Exercise goal – Extract each line from the entries below that has the string "Minutes" in it.
-- Start of Dataset content --
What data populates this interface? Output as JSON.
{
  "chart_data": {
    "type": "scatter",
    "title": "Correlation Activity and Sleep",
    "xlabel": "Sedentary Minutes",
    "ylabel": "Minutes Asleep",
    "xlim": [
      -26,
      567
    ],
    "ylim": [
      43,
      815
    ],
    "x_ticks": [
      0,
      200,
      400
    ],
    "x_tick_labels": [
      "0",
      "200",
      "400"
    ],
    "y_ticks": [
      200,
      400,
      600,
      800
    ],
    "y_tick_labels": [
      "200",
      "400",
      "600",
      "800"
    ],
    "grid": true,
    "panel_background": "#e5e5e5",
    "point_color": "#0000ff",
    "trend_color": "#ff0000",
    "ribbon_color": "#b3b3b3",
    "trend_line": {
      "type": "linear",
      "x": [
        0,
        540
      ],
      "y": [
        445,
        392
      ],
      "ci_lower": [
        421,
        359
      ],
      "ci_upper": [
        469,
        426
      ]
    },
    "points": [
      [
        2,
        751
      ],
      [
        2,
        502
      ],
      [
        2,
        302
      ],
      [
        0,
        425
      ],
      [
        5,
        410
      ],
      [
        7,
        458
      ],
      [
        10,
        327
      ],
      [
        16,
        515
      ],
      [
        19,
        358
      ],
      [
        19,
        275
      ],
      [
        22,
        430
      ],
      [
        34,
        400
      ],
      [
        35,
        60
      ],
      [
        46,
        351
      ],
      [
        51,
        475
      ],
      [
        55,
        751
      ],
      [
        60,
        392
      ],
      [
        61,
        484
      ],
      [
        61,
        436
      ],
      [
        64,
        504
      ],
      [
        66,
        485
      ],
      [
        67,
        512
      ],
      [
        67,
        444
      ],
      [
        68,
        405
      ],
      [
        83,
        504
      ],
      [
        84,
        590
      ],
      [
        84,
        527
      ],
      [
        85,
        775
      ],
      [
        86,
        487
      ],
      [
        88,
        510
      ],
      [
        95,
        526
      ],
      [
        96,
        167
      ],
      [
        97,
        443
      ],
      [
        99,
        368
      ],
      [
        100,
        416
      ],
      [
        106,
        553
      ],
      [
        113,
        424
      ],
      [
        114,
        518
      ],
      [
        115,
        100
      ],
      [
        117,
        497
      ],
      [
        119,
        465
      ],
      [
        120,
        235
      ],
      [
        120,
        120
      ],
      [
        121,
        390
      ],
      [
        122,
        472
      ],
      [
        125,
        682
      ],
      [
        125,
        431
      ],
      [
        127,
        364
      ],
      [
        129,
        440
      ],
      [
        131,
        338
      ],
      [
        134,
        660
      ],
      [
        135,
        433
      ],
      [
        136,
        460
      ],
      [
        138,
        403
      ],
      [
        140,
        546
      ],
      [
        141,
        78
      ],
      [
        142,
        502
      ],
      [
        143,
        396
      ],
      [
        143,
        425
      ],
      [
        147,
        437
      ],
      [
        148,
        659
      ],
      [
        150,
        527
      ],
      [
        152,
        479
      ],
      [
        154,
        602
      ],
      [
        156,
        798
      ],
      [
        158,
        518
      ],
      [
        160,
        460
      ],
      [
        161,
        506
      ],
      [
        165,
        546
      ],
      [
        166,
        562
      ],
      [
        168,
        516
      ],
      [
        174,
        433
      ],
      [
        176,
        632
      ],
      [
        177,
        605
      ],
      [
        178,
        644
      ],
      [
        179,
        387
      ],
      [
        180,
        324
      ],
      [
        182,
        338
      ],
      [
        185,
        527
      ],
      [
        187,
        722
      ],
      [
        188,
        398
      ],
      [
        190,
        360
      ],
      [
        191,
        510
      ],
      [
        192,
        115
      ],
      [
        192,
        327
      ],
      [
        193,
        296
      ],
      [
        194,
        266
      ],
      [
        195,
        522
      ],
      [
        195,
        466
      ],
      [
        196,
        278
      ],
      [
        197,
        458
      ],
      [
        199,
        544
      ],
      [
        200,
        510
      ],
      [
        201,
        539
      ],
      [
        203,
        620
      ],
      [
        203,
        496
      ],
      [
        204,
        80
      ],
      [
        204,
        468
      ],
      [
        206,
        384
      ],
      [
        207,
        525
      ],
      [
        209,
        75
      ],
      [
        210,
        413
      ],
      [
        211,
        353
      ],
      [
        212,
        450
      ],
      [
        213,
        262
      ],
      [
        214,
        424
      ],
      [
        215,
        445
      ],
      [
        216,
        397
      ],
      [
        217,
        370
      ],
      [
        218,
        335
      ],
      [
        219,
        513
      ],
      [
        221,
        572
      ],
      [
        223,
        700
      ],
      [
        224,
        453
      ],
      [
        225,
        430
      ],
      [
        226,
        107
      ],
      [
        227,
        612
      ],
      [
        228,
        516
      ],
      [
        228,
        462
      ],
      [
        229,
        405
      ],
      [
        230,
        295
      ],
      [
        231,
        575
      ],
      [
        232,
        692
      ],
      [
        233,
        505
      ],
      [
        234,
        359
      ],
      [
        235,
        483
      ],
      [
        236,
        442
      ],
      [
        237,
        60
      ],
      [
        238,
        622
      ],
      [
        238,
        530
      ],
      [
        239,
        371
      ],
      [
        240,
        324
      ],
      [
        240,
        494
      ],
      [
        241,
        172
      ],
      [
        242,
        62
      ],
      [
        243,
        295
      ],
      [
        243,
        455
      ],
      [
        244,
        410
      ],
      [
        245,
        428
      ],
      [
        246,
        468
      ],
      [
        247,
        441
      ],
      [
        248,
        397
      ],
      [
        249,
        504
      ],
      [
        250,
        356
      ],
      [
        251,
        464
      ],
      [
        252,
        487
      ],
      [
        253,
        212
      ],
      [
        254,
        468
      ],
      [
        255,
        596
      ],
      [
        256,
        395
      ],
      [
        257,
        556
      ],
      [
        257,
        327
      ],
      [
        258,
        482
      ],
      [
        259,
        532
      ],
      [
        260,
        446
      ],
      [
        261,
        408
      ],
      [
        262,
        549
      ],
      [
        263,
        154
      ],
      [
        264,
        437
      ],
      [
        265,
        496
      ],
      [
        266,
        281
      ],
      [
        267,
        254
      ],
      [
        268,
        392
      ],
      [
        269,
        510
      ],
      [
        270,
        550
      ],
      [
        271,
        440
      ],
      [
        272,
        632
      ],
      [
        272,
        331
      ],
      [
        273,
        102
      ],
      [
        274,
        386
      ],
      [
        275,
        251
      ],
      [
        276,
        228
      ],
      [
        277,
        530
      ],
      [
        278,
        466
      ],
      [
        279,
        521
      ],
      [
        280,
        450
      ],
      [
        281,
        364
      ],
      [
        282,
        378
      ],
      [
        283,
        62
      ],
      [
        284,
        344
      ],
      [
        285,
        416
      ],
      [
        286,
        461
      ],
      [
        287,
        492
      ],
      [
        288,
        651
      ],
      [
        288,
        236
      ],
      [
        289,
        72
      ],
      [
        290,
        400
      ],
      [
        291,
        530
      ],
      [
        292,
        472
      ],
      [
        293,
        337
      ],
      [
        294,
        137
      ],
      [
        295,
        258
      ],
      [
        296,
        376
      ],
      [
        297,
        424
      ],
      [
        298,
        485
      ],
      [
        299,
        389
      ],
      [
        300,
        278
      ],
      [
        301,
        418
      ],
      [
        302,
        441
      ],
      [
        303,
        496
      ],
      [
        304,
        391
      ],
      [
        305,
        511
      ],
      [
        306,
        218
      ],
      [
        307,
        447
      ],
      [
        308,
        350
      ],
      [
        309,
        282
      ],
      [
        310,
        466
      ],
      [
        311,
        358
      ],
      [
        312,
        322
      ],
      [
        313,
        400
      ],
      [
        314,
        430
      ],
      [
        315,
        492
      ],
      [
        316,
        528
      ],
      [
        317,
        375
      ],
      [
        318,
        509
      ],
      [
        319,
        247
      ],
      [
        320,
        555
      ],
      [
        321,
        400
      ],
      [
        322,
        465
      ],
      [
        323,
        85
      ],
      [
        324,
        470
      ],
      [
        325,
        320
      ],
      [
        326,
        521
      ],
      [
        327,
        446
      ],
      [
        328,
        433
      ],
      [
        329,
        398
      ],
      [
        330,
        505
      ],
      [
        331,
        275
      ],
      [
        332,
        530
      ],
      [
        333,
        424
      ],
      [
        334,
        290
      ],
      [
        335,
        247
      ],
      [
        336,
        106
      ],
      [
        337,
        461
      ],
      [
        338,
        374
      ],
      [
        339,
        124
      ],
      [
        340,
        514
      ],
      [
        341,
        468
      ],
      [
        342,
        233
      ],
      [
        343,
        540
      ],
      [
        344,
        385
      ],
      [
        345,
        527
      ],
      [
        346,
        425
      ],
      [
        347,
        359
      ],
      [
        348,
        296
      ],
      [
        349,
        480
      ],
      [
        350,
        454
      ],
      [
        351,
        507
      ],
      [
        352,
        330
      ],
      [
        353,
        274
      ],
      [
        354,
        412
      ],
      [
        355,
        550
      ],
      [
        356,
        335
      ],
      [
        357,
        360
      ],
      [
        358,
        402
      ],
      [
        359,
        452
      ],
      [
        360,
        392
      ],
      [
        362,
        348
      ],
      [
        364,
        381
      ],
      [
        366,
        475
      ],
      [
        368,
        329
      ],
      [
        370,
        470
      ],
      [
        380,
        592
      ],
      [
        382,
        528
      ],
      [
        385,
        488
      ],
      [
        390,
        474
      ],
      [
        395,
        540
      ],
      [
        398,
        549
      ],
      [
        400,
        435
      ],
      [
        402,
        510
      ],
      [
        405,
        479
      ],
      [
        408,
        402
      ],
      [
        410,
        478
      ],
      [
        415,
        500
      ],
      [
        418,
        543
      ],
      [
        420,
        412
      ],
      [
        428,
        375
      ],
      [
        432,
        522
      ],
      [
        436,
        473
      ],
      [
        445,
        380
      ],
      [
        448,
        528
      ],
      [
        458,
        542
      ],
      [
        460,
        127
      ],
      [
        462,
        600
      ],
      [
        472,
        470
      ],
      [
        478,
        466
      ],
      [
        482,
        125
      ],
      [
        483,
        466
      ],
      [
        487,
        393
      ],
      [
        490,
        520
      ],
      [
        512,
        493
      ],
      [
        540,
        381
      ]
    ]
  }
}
-- End of Dataset content --
Solved problem –
    "xlabel": "Sedentary Minutes",
    "ylabel": "Minutes Asleep",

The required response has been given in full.